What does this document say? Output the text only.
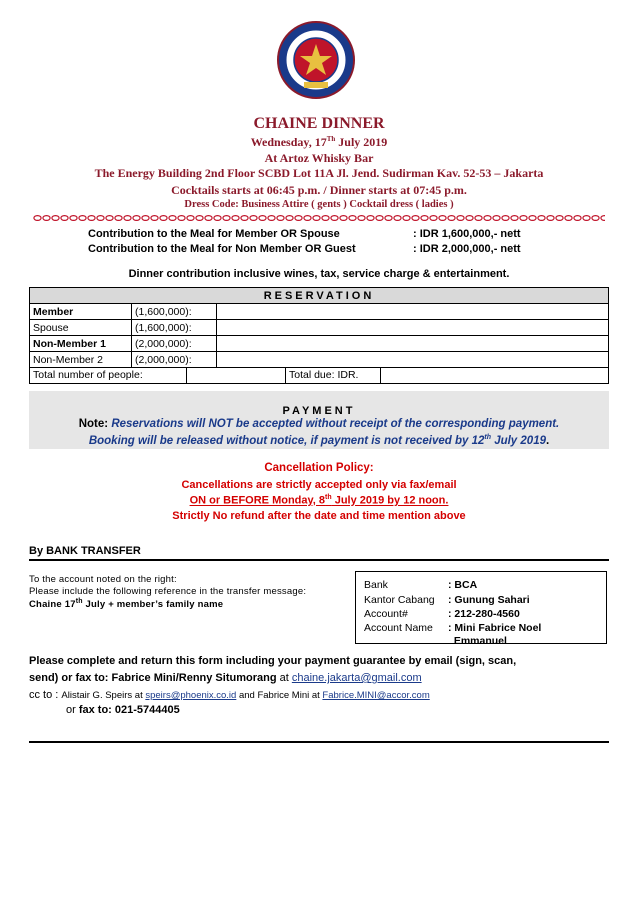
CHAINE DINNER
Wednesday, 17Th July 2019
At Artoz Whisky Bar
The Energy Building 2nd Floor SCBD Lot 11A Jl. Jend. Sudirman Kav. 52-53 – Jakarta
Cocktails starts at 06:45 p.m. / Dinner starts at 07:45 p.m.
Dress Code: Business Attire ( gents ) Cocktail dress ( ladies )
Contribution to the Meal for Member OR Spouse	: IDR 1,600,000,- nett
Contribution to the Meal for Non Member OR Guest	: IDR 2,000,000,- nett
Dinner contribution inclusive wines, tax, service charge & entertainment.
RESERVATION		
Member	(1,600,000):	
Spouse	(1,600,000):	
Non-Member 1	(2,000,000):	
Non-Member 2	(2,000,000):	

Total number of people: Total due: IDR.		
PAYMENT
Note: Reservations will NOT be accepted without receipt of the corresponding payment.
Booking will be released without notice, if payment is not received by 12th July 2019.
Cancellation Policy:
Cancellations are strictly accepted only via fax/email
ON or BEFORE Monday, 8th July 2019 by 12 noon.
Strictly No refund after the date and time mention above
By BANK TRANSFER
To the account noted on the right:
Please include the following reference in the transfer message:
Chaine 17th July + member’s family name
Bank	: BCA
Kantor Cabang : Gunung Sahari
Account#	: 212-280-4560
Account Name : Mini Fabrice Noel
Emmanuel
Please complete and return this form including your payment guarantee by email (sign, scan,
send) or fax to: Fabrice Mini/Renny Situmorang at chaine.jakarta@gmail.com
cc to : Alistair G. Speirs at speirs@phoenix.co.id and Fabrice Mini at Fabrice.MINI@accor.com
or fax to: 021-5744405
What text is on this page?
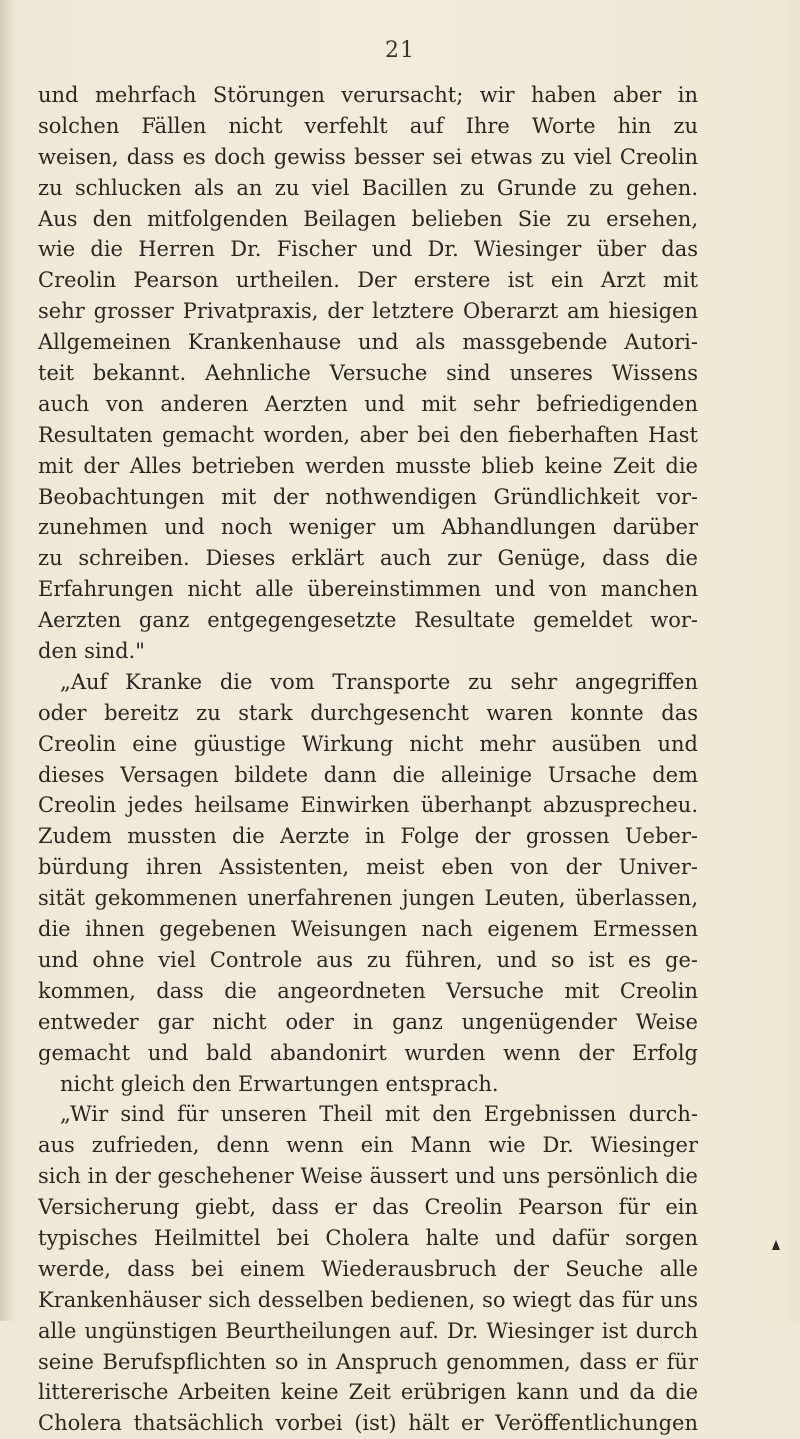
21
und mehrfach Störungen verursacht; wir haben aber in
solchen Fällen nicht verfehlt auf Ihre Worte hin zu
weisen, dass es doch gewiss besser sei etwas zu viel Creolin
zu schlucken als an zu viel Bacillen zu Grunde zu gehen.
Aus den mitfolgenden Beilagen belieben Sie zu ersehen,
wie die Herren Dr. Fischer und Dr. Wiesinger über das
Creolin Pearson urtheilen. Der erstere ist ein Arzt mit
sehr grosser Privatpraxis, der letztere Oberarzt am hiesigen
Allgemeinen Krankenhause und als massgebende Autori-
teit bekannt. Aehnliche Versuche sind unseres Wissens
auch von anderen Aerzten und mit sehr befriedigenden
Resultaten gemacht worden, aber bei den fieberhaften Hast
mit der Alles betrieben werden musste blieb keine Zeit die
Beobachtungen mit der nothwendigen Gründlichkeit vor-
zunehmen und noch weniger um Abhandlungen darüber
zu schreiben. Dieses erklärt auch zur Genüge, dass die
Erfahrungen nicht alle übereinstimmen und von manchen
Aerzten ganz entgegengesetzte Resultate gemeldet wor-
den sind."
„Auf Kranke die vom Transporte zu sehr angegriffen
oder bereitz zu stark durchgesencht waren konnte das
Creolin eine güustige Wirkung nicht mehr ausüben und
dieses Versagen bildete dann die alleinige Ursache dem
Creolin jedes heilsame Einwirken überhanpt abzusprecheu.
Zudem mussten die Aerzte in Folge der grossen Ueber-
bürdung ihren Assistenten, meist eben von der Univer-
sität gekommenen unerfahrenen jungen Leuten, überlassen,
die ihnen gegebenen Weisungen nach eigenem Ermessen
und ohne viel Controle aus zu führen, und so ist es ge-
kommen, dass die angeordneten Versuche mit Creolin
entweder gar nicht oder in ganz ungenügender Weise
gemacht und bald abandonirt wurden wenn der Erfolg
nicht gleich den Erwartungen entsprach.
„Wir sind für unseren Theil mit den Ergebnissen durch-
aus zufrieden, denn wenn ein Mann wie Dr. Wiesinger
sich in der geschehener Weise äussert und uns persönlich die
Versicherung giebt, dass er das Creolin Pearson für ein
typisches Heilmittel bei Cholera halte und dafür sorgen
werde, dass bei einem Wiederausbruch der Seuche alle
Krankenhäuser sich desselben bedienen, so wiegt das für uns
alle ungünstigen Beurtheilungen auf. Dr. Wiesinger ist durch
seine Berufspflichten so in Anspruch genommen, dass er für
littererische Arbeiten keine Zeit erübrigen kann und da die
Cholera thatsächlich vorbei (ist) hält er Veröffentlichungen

---------------

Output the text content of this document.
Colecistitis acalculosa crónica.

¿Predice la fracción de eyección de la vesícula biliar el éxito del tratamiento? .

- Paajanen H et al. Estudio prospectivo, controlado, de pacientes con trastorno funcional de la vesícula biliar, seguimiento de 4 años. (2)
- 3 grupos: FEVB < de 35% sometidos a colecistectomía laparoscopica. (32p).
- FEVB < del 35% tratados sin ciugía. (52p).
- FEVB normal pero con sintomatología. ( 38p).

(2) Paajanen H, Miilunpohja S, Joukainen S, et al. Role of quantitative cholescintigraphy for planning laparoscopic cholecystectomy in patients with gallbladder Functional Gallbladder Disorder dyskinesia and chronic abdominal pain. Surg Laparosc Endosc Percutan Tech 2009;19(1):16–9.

---------------

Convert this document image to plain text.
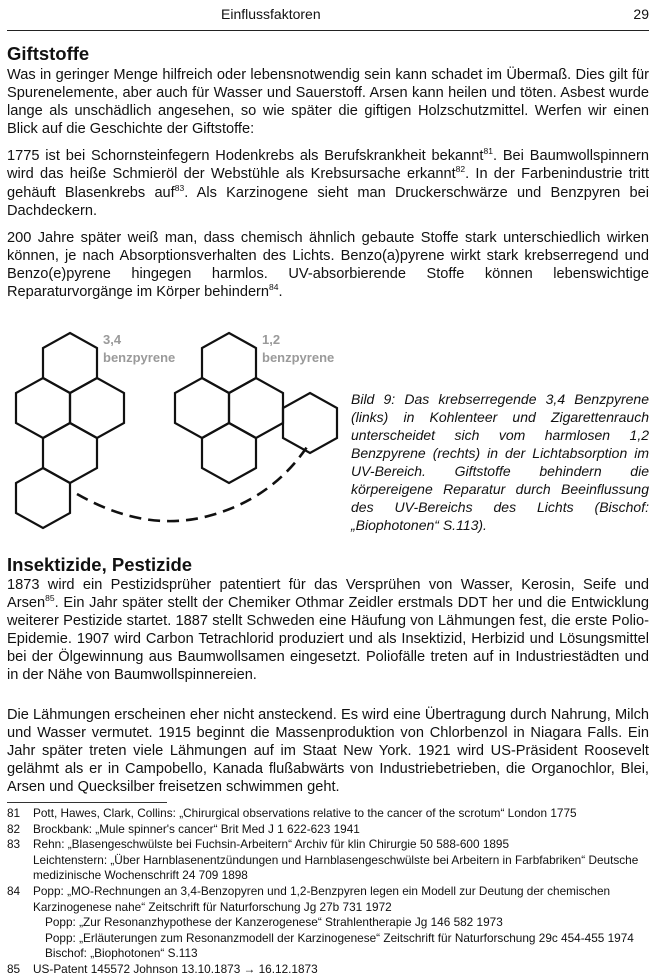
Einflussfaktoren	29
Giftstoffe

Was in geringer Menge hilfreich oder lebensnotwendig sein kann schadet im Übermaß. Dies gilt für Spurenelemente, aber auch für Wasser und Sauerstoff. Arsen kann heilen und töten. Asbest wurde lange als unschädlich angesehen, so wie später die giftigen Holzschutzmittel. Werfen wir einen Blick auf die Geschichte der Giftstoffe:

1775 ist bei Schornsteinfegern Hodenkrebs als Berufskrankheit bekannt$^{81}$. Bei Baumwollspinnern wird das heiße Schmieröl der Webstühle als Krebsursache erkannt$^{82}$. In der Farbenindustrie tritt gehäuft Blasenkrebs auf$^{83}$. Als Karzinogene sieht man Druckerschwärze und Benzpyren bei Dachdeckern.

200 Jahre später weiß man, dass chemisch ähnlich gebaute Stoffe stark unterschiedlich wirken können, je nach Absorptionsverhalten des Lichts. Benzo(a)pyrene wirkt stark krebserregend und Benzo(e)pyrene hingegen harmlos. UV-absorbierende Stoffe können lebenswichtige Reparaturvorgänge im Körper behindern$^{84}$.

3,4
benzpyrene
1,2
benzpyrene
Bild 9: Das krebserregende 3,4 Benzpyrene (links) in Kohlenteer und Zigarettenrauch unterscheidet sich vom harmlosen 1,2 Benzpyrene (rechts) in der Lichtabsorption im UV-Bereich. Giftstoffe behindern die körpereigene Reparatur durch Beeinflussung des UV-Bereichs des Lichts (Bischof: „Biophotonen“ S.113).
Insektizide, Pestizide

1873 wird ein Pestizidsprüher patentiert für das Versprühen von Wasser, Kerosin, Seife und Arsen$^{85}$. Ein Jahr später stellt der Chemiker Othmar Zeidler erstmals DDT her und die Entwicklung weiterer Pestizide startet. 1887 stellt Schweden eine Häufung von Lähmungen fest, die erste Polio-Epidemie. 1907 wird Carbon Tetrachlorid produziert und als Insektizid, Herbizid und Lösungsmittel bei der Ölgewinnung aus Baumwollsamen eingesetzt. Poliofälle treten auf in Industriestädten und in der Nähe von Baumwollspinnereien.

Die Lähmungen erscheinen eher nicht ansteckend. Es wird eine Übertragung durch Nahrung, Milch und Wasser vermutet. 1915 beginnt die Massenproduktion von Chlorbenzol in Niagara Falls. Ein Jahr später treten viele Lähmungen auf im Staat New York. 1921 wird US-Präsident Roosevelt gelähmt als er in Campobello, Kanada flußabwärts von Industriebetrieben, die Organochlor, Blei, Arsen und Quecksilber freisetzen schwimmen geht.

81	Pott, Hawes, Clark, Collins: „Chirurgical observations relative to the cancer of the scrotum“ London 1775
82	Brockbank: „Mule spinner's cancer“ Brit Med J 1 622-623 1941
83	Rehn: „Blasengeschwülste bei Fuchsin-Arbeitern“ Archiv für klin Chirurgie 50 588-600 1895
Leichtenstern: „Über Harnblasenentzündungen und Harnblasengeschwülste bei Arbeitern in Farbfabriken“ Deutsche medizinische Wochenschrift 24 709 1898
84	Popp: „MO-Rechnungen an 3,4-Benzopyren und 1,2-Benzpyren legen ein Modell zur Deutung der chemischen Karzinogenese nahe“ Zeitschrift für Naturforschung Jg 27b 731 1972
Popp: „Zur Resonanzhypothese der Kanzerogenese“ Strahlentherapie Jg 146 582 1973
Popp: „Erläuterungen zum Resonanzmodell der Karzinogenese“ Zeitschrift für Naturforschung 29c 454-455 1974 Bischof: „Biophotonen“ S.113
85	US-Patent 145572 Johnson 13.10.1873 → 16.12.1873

---------------

§ **PROBLEM DETAILS**
List, from the entries above, every line in which the word "Naturforschung" shows up.

§ **OUTPUT**
84	Popp: „MO-Rechnungen an 3,4-Benzopyren und 1,2-Benzpyren legen ein Modell zur Deutung der chemischen Karzinogenese nahe“ Zeitschrift für Naturforschung Jg 27b 731 1972
Popp: „Erläuterungen zum Resonanzmodell der Karzinogenese“ Zeitschrift für Naturforschung 29c 454-455 1974 Bischof: „Biophotonen“ S.113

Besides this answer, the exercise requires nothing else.